→ **DATA EXTRACT**
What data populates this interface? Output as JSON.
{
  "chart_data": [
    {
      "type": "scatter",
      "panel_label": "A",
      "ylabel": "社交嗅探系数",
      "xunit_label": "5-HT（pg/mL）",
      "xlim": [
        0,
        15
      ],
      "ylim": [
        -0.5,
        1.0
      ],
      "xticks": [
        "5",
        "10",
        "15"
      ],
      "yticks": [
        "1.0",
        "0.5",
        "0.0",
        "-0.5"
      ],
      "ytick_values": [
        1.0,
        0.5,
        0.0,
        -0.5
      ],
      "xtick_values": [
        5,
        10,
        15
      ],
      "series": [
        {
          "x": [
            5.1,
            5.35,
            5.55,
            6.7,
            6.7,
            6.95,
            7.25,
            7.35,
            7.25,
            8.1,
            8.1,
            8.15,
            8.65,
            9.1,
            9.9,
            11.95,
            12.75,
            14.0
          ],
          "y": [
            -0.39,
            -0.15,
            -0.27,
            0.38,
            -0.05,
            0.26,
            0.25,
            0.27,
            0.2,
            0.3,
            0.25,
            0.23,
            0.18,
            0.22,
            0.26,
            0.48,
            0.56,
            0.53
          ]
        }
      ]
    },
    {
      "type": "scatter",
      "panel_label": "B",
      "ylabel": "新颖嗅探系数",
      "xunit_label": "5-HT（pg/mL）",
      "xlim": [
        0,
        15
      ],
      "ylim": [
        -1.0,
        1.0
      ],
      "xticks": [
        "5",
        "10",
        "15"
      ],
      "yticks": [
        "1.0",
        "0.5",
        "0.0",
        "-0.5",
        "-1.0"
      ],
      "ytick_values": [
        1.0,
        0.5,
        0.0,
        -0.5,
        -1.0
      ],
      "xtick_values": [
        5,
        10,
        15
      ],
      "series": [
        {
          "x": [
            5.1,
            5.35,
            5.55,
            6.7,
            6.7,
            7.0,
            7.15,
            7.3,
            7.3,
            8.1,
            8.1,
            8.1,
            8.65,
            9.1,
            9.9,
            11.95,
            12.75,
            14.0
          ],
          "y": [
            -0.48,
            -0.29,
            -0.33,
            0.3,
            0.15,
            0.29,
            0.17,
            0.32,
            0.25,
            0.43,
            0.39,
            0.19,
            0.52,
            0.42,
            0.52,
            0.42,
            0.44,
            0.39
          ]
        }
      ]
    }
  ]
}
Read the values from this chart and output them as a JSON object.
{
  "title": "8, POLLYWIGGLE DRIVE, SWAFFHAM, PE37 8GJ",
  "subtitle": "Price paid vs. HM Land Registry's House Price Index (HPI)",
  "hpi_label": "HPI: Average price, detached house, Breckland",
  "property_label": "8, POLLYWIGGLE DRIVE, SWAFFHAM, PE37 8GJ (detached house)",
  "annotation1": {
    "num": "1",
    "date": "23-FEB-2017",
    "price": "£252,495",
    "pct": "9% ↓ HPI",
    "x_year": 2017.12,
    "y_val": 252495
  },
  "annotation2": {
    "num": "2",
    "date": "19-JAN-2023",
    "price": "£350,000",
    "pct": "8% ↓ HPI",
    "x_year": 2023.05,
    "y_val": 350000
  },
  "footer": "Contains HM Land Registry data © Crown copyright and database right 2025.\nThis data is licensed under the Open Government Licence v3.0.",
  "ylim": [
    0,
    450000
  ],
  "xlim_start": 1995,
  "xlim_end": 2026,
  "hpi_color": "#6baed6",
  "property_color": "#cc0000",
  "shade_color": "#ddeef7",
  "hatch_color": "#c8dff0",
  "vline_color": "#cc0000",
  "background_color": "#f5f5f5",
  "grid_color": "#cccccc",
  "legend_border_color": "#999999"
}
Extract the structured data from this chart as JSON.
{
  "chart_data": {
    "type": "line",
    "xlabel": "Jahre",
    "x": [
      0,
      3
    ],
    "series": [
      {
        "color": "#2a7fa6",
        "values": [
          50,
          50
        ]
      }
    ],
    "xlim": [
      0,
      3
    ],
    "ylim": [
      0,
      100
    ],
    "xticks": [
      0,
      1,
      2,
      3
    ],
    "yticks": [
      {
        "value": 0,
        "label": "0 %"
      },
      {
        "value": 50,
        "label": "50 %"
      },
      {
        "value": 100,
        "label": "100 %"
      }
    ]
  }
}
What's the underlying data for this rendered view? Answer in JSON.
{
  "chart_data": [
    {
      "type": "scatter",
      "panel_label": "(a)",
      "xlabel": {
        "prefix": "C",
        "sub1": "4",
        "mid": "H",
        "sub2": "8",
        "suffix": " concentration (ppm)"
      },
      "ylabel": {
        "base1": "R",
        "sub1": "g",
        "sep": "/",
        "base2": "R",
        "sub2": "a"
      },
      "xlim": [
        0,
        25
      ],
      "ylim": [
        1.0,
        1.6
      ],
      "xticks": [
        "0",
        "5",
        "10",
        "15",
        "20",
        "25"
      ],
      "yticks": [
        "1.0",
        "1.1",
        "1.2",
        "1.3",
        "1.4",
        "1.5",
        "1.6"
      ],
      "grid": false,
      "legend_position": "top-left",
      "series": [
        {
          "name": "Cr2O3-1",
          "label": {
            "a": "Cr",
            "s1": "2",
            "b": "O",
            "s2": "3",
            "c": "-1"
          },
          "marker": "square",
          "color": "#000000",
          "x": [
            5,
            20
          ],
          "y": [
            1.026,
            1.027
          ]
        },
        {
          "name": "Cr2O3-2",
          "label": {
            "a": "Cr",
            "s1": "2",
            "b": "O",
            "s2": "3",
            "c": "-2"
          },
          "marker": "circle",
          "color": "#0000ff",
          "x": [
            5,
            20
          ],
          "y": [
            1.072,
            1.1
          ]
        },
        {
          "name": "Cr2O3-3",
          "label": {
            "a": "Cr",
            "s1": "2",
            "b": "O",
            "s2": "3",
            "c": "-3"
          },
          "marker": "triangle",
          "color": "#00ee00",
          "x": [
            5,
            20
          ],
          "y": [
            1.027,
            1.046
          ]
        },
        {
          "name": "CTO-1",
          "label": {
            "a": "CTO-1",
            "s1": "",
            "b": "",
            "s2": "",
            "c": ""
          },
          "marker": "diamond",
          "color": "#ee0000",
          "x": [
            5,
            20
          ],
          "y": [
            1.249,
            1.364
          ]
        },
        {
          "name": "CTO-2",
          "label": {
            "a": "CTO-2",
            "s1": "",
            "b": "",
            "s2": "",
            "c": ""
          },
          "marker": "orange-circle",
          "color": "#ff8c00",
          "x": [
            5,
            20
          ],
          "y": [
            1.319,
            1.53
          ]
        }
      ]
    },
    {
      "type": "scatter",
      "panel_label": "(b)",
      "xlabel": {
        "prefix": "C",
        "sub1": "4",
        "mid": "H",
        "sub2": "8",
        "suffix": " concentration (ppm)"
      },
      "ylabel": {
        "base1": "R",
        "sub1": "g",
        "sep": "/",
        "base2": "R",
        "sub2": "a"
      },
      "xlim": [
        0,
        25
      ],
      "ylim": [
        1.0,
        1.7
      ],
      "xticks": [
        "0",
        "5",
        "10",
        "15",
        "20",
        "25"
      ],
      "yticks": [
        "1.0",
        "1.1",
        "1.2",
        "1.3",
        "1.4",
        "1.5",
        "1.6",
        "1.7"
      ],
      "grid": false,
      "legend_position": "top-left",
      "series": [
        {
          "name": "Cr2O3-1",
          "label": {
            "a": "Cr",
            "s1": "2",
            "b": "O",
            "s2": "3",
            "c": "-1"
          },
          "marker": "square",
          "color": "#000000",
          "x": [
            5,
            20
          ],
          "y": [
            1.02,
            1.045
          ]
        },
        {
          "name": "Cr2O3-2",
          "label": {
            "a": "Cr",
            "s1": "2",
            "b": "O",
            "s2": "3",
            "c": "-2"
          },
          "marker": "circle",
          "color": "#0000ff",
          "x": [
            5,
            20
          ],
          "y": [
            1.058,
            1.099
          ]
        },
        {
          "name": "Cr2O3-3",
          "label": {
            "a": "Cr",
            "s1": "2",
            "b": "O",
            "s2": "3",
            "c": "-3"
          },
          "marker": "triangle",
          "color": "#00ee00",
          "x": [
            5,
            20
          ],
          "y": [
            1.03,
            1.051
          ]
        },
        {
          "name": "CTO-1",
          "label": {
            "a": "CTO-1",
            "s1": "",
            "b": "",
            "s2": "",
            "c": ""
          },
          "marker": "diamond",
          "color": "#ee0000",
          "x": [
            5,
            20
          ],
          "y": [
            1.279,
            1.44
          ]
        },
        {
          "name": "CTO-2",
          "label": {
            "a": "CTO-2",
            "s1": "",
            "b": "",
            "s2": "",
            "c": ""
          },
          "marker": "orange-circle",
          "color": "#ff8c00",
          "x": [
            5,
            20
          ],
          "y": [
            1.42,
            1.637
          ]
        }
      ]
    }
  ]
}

→ **PROBLEM DETAILS**
For each line in the data above that contains the string "from", extract the line.

→ **SOLUTION FOR THIS TASK**
Read the values from this chart and output them as a JSON object.
Extract the structured data from this chart as JSON.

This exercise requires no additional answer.